WHAT THIS TASK INVOLVES » Copy out all lines with the word "likes" in them.

^^^^^^^^^^^^^^^^

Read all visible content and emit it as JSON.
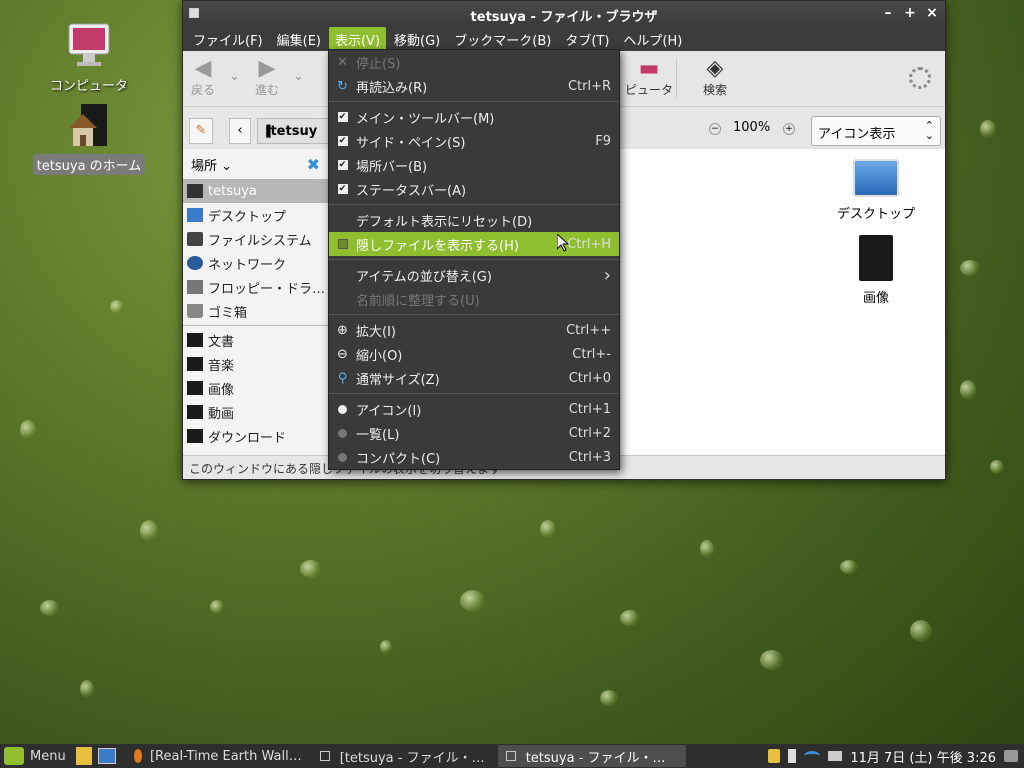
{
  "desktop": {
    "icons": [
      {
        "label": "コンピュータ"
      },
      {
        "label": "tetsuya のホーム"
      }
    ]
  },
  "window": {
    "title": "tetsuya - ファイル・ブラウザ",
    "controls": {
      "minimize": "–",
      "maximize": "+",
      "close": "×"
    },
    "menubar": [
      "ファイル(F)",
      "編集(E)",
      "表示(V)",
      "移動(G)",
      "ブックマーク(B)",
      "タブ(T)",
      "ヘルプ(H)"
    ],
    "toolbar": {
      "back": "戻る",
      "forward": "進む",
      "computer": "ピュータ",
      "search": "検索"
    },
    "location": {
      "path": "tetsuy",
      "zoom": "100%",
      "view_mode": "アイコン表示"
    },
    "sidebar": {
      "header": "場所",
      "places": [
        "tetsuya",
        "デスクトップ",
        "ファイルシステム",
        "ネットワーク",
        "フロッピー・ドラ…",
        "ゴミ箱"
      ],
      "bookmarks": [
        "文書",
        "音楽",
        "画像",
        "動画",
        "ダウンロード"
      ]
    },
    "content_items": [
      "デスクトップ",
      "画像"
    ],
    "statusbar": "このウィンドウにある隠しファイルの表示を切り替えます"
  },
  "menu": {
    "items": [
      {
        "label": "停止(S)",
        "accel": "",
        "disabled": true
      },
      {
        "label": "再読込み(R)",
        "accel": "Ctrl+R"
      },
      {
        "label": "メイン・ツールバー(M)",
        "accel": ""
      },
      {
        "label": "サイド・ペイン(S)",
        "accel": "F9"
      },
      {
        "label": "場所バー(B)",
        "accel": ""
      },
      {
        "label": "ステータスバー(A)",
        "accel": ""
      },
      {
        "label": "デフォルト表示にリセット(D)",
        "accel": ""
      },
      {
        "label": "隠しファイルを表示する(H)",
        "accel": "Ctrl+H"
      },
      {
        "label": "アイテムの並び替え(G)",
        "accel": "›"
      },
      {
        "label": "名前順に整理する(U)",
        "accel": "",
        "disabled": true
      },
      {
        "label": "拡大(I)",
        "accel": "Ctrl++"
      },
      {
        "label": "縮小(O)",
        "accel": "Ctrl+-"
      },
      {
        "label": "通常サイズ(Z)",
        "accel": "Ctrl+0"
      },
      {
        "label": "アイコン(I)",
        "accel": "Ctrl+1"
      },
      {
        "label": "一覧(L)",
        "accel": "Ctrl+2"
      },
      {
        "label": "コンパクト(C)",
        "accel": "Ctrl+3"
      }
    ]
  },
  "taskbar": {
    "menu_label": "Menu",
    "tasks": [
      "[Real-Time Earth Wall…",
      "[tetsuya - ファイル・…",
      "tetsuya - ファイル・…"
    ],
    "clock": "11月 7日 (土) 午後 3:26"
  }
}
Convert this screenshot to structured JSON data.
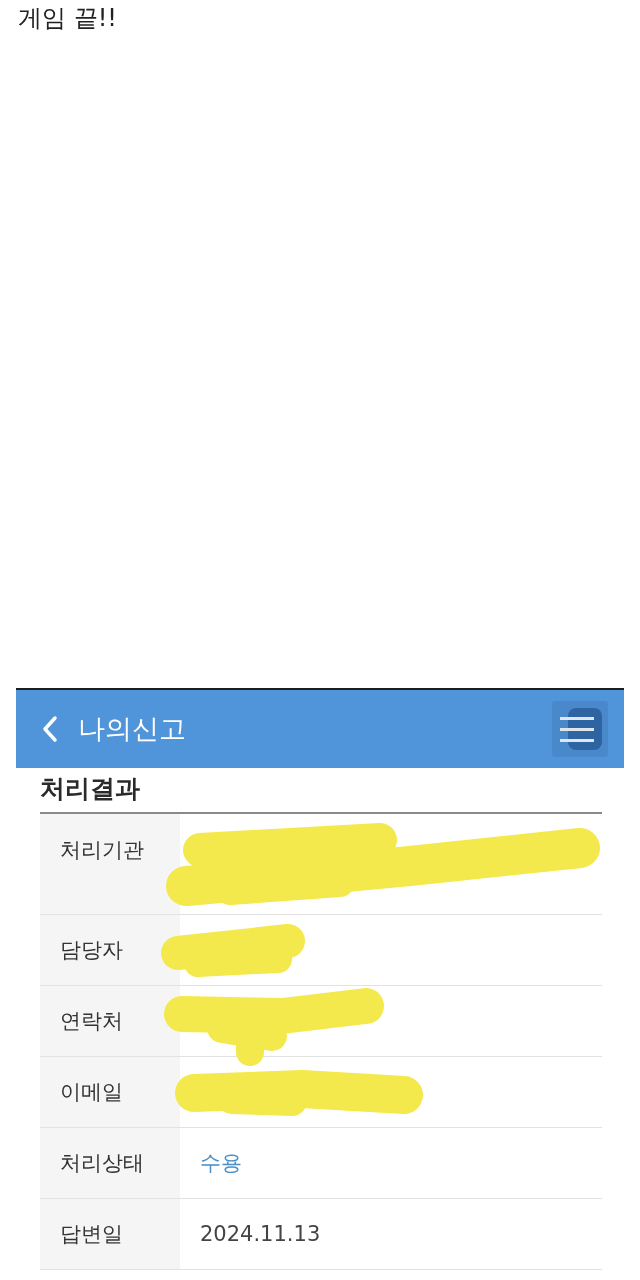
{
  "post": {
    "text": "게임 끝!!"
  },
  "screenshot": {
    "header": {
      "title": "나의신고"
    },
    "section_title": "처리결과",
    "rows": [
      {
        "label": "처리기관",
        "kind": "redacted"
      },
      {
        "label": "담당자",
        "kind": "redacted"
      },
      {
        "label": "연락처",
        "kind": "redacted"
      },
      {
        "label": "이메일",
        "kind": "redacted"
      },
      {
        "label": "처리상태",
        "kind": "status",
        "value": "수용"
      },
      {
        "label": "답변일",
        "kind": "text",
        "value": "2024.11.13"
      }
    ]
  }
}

^^^^^^^^^^^^^^^^

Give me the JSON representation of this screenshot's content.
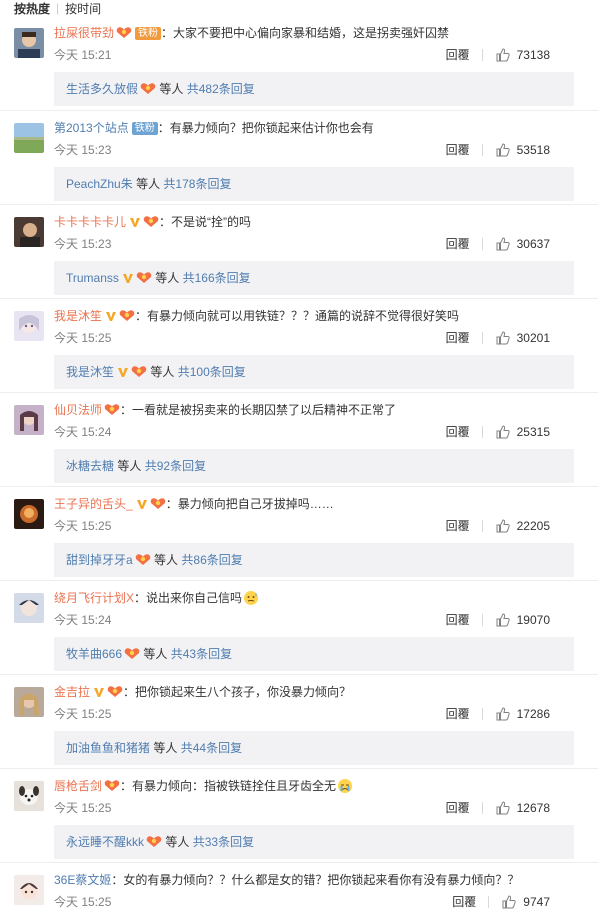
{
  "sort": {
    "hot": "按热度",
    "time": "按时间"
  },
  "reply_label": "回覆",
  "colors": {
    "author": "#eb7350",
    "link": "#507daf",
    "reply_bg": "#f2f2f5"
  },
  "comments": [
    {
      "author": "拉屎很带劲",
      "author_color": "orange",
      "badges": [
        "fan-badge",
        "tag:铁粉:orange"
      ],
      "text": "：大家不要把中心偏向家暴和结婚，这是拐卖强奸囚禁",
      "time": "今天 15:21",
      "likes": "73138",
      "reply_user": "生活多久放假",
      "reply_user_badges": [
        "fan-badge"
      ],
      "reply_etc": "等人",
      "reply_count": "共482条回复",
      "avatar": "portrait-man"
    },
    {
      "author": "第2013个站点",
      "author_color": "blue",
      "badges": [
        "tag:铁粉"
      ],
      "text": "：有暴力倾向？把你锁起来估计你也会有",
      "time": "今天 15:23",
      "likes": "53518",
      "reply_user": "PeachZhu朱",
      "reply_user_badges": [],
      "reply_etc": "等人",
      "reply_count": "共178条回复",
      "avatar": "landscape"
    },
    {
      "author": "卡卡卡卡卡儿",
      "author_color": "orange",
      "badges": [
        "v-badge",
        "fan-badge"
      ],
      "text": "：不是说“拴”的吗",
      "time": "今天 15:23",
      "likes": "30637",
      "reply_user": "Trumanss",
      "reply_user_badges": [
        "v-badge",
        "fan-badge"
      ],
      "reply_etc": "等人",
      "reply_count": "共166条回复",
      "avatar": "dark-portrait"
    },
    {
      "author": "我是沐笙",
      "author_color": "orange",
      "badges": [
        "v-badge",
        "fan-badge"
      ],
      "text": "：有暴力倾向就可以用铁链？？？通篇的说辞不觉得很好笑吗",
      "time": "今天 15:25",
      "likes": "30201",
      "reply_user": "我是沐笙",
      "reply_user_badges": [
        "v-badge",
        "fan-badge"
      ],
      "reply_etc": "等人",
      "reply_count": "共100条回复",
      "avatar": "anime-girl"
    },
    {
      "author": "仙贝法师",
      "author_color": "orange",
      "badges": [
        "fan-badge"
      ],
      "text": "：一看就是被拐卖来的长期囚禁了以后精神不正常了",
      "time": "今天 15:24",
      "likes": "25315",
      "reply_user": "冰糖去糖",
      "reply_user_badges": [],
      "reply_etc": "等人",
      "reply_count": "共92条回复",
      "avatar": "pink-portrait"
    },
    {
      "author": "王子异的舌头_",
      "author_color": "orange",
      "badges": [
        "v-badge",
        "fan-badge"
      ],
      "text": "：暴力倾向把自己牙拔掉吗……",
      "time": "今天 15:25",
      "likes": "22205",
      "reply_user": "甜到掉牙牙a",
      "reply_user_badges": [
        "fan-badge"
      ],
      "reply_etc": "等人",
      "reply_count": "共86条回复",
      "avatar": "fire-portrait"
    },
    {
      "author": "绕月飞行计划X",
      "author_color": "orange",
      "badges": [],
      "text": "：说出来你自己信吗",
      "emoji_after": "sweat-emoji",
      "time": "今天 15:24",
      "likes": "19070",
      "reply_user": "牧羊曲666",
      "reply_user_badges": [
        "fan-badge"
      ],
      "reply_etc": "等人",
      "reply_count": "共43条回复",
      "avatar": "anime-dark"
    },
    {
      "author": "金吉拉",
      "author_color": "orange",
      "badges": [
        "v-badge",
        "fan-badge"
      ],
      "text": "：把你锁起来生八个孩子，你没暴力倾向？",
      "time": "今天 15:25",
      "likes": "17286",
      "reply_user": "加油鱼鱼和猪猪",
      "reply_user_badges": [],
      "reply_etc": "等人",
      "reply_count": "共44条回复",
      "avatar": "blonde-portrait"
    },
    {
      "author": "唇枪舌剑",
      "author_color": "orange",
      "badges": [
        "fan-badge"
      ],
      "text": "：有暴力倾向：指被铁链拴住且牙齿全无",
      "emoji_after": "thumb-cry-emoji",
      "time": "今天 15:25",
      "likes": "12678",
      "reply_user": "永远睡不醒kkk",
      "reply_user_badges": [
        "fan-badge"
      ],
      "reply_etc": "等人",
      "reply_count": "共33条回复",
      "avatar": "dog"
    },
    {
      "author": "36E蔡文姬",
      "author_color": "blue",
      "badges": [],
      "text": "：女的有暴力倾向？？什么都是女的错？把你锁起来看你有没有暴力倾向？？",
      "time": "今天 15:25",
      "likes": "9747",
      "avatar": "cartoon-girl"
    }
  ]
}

^^^^^^^^^^^^^^^^

ANSWER TO THIS EXERCISE »
      "likes": "73138",
      "likes": "53518",
      "likes": "30637",
      "likes": "30201",
      "likes": "25315",
      "likes": "22205",
      "likes": "19070",
      "likes": "17286",
      "likes": "12678",
      "likes": "9747",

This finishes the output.